**Exercise directions**
Answer these questions from the comment thread on CalPERS:
1. About how much in Tesla shares did CalPERS vote against the incentive compensation proposal for Elon Musk?
2. Which company is said to now have the market cap of Anna's Linens?
3. Which state does the last comment call probably the worst off?


    Beldar (fa637a)

  10. On the other hand, CalPERS very recently voted its ~$64M in Tesla shares “‘against’ the incentive compensation proposal for Elon Musk over concerns with magnitude of pay and dilution.” So maybe they’re not big chums with Elon. Times are hard for him right now, pobrecito.

    Beldar (fa637a)

  11. This nexus of government and pension/financial management is kind of troubling.

    GE had that tiger by the tail for a long time and now it has the market cap of Anna’s Linens (where fashion meets affordable)

    happyfeet (28a91b)

  12. “…has decided to meddle in corporate governance and foreign policy, which is certainly their prerogative.”

    Actually, I think they don’t have that option. Their only mandate is to serve the interests of their members.

    Mike S (89ec89)

  13. The fallacies of expected returns by the State of California dna other governmental entities who belong to CALPERS is the bigger scandal. It is repeated throughout governance in the USA.

    Each government much estimate a level of asset returns to calculate the contribution it must make to fully fund their defined-benefit pension obligations. CALPERS contributions were wildly optimistic, saving the various pols from even more difficult choices in budgeting, and also screwing over countless employees.

    One unspoken, and all-too real scheme of many governments, is to fail to make pension payments at all. It’s just marked down as a debt obligation to be made up at some future date. They never are. Under a quarterly defined-contribution plan, the cash simply has to be paid as we go. Pensioners would no longer be subject to the vagaries and whims of politicians.

    If I were running for a legislative position, I would have a two-prong retirement plank and I would emphasize the heck out of it. 1) No more defined-benefit pensions. All employees would receive quarterly contributions to some type of IRA or 501 plan. 2) Under no circumstance shall the federal government nor its pension guarantee agency assume ANY state nor local pension obligations, not any part thereof.

    This pension debt bomb is going to crush us.

    Ed from SFV (6d42fa)

  14. If I were running for a legislative position, I would have a two-prong retirement plank and I would emphasize the heck out of it. 1) No more defined-benefit pensions. All employees would receive quarterly contributions to some type of IRA or 501 plan. 2) Under no circumstance shall the federal government nor its pension guarantee agency assume ANY state nor local pension obligations, not any part thereof.

    I agree heartily with both. And if I were President I would have fired a shot across the bow of the state of Illinois (and others, though I think Illinois is in the worst shape) and let them know that the federal government will indeed let them slide into bankruptcy and that the price of digging out of it is going to be very painful to all parties concerned, including stripping the state of self-governance for a significant period of time.

    JVW (42615e)

Dataset records:
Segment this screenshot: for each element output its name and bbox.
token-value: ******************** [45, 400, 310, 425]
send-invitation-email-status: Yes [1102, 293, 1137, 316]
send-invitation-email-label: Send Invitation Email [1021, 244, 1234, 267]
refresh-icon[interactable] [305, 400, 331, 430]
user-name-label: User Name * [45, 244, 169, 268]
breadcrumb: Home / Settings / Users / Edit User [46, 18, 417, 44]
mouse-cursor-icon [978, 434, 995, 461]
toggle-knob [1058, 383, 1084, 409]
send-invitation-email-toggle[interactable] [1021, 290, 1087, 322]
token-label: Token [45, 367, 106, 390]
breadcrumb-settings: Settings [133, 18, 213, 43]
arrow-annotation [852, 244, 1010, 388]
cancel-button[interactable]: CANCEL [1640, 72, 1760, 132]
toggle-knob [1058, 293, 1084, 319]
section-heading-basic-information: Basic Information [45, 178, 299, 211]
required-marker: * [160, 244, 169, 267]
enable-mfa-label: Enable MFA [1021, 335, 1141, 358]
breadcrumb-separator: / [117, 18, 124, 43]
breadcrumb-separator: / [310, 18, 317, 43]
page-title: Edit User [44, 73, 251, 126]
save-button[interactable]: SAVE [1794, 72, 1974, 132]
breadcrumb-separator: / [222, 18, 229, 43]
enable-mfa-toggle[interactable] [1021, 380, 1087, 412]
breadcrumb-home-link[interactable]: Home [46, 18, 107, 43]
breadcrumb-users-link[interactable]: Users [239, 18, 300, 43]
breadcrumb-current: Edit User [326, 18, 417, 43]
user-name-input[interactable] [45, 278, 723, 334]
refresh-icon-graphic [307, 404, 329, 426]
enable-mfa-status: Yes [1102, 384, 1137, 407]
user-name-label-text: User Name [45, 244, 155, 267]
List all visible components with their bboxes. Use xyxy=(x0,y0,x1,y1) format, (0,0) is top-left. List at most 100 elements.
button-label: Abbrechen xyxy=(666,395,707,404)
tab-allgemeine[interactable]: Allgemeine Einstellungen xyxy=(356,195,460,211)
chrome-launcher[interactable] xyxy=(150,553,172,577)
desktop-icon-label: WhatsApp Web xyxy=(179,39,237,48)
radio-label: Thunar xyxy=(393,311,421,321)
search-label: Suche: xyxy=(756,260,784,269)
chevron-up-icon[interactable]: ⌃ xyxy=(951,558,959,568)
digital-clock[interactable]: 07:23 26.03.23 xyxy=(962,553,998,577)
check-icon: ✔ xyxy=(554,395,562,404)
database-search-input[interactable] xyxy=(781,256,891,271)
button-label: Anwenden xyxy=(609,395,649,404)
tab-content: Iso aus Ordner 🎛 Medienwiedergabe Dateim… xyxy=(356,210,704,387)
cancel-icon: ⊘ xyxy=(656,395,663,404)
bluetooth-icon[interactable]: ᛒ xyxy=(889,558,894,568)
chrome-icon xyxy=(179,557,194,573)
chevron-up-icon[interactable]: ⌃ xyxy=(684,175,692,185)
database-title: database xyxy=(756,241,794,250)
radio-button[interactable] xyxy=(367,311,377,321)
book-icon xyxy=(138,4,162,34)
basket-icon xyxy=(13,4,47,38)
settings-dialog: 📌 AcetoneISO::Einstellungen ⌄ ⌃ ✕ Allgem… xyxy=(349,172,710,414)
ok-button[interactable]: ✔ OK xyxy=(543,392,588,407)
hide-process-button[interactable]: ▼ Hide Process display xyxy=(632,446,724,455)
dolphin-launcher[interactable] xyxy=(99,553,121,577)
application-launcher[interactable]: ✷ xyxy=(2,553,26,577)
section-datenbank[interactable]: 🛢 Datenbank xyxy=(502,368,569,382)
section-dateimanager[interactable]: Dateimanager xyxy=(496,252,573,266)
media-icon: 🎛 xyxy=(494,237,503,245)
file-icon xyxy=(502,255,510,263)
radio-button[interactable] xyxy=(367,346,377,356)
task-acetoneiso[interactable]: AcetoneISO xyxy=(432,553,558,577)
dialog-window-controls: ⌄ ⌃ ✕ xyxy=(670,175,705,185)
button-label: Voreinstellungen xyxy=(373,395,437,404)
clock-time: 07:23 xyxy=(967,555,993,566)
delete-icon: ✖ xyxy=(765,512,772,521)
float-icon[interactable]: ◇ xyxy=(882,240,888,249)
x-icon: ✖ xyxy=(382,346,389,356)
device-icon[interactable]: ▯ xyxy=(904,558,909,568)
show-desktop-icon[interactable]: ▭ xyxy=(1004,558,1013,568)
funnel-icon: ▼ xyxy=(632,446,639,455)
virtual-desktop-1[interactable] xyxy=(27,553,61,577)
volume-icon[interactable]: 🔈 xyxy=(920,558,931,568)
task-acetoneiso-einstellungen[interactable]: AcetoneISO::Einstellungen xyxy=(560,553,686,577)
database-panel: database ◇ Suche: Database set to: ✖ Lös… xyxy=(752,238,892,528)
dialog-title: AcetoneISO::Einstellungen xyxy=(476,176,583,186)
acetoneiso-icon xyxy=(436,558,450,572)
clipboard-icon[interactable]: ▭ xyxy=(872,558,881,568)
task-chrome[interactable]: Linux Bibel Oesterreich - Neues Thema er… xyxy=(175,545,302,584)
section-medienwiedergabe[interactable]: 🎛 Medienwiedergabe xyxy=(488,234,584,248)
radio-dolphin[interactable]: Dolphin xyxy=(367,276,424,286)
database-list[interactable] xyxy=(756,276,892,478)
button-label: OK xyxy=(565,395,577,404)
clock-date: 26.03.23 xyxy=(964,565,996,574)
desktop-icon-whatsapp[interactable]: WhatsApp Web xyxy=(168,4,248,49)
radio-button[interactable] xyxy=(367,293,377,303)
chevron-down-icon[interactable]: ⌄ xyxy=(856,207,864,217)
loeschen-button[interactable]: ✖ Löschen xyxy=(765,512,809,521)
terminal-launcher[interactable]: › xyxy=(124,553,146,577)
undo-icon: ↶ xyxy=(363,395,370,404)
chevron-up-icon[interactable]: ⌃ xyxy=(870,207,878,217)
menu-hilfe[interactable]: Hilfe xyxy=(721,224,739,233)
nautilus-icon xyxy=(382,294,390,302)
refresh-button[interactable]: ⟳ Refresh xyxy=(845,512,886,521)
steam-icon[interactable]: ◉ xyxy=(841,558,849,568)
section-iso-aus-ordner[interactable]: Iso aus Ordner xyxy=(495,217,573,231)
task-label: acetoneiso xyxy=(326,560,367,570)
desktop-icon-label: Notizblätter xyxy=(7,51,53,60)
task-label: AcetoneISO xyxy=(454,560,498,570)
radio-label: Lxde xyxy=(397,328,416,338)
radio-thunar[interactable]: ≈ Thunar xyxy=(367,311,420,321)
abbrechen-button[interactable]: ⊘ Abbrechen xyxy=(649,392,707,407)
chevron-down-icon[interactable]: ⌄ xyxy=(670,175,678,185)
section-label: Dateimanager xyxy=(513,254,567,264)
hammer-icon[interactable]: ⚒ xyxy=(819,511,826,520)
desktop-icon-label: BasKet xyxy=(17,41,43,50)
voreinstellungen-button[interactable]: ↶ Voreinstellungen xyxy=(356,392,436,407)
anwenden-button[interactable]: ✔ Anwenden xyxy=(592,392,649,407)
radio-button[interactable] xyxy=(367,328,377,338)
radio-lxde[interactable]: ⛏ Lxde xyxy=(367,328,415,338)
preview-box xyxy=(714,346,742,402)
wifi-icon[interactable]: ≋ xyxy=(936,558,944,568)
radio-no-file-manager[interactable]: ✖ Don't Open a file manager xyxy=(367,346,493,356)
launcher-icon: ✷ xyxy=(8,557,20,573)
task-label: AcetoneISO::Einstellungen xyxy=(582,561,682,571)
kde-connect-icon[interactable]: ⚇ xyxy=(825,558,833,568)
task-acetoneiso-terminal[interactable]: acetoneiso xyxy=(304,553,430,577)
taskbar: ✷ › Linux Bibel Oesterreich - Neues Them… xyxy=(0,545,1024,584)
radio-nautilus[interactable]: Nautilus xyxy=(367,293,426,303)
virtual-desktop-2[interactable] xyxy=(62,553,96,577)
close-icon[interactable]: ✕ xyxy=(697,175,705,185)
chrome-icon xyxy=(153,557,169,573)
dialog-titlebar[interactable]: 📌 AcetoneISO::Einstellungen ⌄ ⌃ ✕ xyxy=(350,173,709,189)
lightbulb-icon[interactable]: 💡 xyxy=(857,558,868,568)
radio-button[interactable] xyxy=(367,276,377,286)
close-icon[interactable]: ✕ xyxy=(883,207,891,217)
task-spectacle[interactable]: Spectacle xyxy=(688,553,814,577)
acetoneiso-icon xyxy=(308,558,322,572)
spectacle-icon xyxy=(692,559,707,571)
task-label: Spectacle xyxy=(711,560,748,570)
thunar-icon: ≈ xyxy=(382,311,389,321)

**Result**
1. About $64M.
2. GE.
3. Illinois.